Excerpt from a dataset:
--------
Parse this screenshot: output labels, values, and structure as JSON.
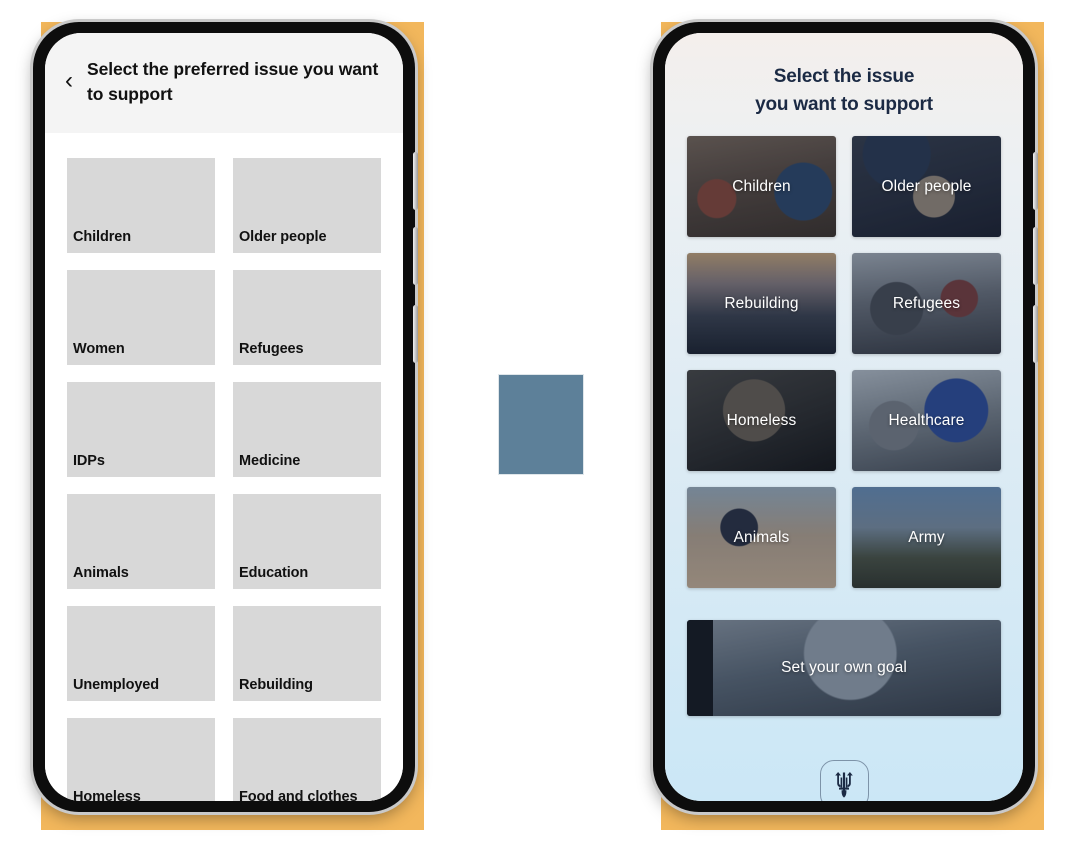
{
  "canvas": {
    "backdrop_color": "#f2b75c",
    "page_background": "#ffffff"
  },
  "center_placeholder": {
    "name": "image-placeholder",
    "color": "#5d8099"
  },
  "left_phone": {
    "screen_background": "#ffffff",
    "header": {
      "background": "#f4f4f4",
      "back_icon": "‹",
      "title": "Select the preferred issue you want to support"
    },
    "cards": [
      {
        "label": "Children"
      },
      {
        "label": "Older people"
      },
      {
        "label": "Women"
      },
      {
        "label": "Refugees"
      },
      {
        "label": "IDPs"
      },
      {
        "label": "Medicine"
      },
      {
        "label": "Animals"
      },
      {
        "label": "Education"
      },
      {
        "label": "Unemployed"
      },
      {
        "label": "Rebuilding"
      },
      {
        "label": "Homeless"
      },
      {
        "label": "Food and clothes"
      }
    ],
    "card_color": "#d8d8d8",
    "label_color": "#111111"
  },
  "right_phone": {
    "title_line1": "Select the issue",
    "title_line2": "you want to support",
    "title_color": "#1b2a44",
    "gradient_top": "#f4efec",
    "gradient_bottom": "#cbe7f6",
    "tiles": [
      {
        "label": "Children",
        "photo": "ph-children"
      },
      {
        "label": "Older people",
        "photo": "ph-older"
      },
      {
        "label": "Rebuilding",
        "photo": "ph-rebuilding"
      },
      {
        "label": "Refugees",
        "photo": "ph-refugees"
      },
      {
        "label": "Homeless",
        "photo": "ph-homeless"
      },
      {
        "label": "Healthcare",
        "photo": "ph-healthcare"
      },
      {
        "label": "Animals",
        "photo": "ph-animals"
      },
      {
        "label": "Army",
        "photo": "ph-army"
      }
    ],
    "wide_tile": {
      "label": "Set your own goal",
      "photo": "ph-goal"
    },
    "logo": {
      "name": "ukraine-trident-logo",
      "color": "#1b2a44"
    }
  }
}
--------
**What the task asks:**
Reproduce every line above as written, skipping pictures.

**The result:**
Parse this screenshot: output labels, values, and structure as JSON.
{
  "canvas": {
    "backdrop_color": "#f2b75c",
    "page_background": "#ffffff"
  },
  "center_placeholder": {
    "name": "image-placeholder",
    "color": "#5d8099"
  },
  "left_phone": {
    "screen_background": "#ffffff",
    "header": {
      "background": "#f4f4f4",
      "back_icon": "‹",
      "title": "Select the preferred issue you want to support"
    },
    "cards": [
      {
        "label": "Children"
      },
      {
        "label": "Older people"
      },
      {
        "label": "Women"
      },
      {
        "label": "Refugees"
      },
      {
        "label": "IDPs"
      },
      {
        "label": "Medicine"
      },
      {
        "label": "Animals"
      },
      {
        "label": "Education"
      },
      {
        "label": "Unemployed"
      },
      {
        "label": "Rebuilding"
      },
      {
        "label": "Homeless"
      },
      {
        "label": "Food and clothes"
      }
    ],
    "card_color": "#d8d8d8",
    "label_color": "#111111"
  },
  "right_phone": {
    "title_line1": "Select the issue",
    "title_line2": "you want to support",
    "title_color": "#1b2a44",
    "gradient_top": "#f4efec",
    "gradient_bottom": "#cbe7f6",
    "tiles": [
      {
        "label": "Children",
        "photo": "ph-children"
      },
      {
        "label": "Older people",
        "photo": "ph-older"
      },
      {
        "label": "Rebuilding",
        "photo": "ph-rebuilding"
      },
      {
        "label": "Refugees",
        "photo": "ph-refugees"
      },
      {
        "label": "Homeless",
        "photo": "ph-homeless"
      },
      {
        "label": "Healthcare",
        "photo": "ph-healthcare"
      },
      {
        "label": "Animals",
        "photo": "ph-animals"
      },
      {
        "label": "Army",
        "photo": "ph-army"
      }
    ],
    "wide_tile": {
      "label": "Set your own goal",
      "photo": "ph-goal"
    },
    "logo": {
      "name": "ukraine-trident-logo",
      "color": "#1b2a44"
    }
  }
}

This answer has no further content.